═══ Extract ═══

Berkeley school district task force recommends slavery reparations

The Berkeley Unified School District’s “Reparations Task Force” earlier this month recommended “both financial and educational reparations” for students who are descendants of slaves.

According to The Daily Californian, the reparations would consist of “harm reports, curricula changes and financial payments,” the latter of which would come from donations, increased taxes, and lawsuits against entities “whose historical actions have decreased funding” for the district.

The harm reports would include the “impacts of segregation, discriminatory policies and legacies of chattel slavery within BUSD.”

A parcel or real estate tax was recommended to help pay the reparations — via a “citizen-led initiative” which would require a simple majority for passage.

The Mercury News reports the task force’s 54-page report had “compiled 15 types of possible reparations and identified 12 possible funding sources.”

The 18-member task force, the catalyst for which was the killing of George Floyd, notes that “chattel slavery […] ingrained race-based inequity in American society[,] pervaded every aspect of daily American life and has persisted ever since the Thirteenth Amendment officially abolished slavery in 1865, including in race-based policies such as school segregation and redlining.”

═══

● Job 1
Repeat the passage of the reparations article that opens with the words containing "The Berkeley Unified" and closes with "for the district.".
● Job 2
Answer these questions from the reparations article:
(a) How many pages long is the task force's report?
(b) How many types of possible reparations did the report compile?
(c) How many members make up the task force?
Answer from the reparations article only.

═══ Material shown ═══

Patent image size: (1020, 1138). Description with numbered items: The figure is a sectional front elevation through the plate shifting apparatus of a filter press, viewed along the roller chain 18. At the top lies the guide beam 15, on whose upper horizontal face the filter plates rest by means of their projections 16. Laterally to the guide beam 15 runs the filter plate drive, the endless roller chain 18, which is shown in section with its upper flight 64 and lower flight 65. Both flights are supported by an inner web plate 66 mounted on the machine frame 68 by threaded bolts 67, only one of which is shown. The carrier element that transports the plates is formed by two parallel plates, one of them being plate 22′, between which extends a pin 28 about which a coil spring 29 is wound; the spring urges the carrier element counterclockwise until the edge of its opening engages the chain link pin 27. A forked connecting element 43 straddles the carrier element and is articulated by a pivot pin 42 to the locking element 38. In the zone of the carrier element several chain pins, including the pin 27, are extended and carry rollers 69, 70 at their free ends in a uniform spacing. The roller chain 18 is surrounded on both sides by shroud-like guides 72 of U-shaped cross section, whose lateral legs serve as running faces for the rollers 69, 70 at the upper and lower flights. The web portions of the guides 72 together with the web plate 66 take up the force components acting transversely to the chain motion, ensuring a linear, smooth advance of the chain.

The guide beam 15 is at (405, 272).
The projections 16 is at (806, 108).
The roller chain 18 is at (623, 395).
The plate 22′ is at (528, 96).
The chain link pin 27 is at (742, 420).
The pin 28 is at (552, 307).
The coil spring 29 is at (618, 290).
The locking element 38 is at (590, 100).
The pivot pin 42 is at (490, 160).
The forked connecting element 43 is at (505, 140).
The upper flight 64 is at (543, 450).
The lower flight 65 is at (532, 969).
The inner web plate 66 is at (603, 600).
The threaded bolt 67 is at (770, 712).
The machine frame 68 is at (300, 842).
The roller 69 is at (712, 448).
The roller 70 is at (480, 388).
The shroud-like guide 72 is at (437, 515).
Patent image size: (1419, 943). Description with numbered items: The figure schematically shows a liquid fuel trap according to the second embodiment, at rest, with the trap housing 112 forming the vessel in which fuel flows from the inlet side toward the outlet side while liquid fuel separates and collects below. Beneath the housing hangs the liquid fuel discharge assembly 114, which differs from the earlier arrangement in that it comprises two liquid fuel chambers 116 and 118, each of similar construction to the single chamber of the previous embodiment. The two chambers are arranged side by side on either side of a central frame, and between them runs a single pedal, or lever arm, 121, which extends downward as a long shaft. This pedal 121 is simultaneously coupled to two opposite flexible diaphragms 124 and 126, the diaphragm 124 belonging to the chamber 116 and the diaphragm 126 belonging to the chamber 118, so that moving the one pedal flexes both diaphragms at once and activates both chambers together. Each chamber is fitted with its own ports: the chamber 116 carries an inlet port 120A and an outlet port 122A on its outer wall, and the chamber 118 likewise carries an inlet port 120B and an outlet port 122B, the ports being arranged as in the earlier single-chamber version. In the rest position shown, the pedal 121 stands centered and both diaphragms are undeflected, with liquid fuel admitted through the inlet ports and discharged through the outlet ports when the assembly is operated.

═══

● Complete output 1
The Berkeley Unified School District’s “Reparations Task Force” earlier this month recommended “both financial and educational reparations” for students who are descendants of slaves.

According to The Daily Californian, the reparations would consist of “harm reports, curricula changes and financial payments,” the latter of which would come from donations, increased taxes, and lawsuits against entities “whose historical actions have decreased funding” for the district.

● Complete output 2
(a) 54 pages
(b) 15
(c) 18